── Record extracts ──

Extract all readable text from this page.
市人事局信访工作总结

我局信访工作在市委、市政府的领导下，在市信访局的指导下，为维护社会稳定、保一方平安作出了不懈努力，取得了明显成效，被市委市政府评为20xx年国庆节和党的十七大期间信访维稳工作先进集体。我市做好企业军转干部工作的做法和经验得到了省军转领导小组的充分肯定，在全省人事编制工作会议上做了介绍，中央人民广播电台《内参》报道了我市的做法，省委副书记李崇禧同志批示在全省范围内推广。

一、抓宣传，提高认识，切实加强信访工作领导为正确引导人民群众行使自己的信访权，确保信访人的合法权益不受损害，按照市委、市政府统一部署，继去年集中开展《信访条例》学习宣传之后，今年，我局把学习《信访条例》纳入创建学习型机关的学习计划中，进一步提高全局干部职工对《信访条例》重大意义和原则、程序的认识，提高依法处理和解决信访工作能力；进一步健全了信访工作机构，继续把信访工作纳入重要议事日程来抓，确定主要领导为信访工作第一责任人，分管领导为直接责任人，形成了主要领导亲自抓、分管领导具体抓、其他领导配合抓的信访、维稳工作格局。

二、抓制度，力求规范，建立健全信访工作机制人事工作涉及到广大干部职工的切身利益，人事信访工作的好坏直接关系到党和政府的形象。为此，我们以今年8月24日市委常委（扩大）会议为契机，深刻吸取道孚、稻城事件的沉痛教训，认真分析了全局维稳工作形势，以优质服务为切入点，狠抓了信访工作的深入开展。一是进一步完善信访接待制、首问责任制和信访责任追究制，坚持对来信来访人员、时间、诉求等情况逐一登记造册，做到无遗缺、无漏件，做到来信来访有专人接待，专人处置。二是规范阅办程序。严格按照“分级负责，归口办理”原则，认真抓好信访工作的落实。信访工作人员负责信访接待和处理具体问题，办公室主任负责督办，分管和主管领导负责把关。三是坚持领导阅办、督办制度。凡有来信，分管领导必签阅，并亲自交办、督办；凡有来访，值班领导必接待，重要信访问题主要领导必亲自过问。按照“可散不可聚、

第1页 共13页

───

### [Goal]
Restate the data above exactly, keeping each word as it stands.

### [Written answer]
Extract all readable text from this page.
市人事局信访工作总结

我局信访工作在市委、市政府的领导下，在市信访局的指导下，为维护社会稳定、保一方平安作出了不懈努力，取得了明显成效，被市委市政府评为20xx年国庆节和党的十七大期间信访维稳工作先进集体。我市做好企业军转干部工作的做法和经验得到了省军转领导小组的充分肯定，在全省人事编制工作会议上做了介绍，中央人民广播电台《内参》报道了我市的做法，省委副书记李崇禧同志批示在全省范围内推广。

一、抓宣传，提高认识，切实加强信访工作领导为正确引导人民群众行使自己的信访权，确保信访人的合法权益不受损害，按照市委、市政府统一部署，继去年集中开展《信访条例》学习宣传之后，今年，我局把学习《信访条例》纳入创建学习型机关的学习计划中，进一步提高全局干部职工对《信访条例》重大意义和原则、程序的认识，提高依法处理和解决信访工作能力；进一步健全了信访工作机构，继续把信访工作纳入重要议事日程来抓，确定主要领导为信访工作第一责任人，分管领导为直接责任人，形成了主要领导亲自抓、分管领导具体抓、其他领导配合抓的信访、维稳工作格局。

二、抓制度，力求规范，建立健全信访工作机制人事工作涉及到广大干部职工的切身利益，人事信访工作的好坏直接关系到党和政府的形象。为此，我们以今年8月24日市委常委（扩大）会议为契机，深刻吸取道孚、稻城事件的沉痛教训，认真分析了全局维稳工作形势，以优质服务为切入点，狠抓了信访工作的深入开展。一是进一步完善信访接待制、首问责任制和信访责任追究制，坚持对来信来访人员、时间、诉求等情况逐一登记造册，做到无遗缺、无漏件，做到来信来访有专人接待，专人处置。二是规范阅办程序。严格按照“分级负责，归口办理”原则，认真抓好信访工作的落实。信访工作人员负责信访接待和处理具体问题，办公室主任负责督办，分管和主管领导负责把关。三是坚持领导阅办、督办制度。凡有来信，分管领导必签阅，并亲自交办、督办；凡有来访，值班领导必接待，重要信访问题主要领导必亲自过问。按照“可散不可聚、

第1页 共13页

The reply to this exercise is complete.